━━ Source material ━━

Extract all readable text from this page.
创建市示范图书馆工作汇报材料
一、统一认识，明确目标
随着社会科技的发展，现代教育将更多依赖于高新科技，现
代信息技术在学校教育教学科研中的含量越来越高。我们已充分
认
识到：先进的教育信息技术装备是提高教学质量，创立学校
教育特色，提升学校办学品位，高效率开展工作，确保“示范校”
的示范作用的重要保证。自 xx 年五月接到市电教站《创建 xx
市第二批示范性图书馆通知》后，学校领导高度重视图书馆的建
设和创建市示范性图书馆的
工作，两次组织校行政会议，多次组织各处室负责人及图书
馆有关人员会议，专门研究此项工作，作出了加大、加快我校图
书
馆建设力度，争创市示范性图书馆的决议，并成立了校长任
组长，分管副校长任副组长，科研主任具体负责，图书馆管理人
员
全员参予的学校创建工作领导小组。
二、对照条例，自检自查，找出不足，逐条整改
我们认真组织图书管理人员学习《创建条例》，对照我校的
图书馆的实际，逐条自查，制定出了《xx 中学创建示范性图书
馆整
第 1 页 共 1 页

━━━

What the task asks: Set down all of the entries exactly, please.

Task answer:
Extract all readable text from this page.
创建市示范图书馆工作汇报材料
一、统一认识，明确目标
随着社会科技的发展，现代教育将更多依赖于高新科技，现
代信息技术在学校教育教学科研中的含量越来越高。我们已充分
认
识到：先进的教育信息技术装备是提高教学质量，创立学校
教育特色，提升学校办学品位，高效率开展工作，确保“示范校”
的示范作用的重要保证。自 xx 年五月接到市电教站《创建 xx
市第二批示范性图书馆通知》后，学校领导高度重视图书馆的建
设和创建市示范性图书馆的
工作，两次组织校行政会议，多次组织各处室负责人及图书
馆有关人员会议，专门研究此项工作，作出了加大、加快我校图
书
馆建设力度，争创市示范性图书馆的决议，并成立了校长任
组长，分管副校长任副组长，科研主任具体负责，图书馆管理人
员
全员参予的学校创建工作领导小组。
二、对照条例，自检自查，找出不足，逐条整改
我们认真组织图书管理人员学习《创建条例》，对照我校的
图书馆的实际，逐条自查，制定出了《xx 中学创建示范性图书
馆整
第 1 页 共 1 页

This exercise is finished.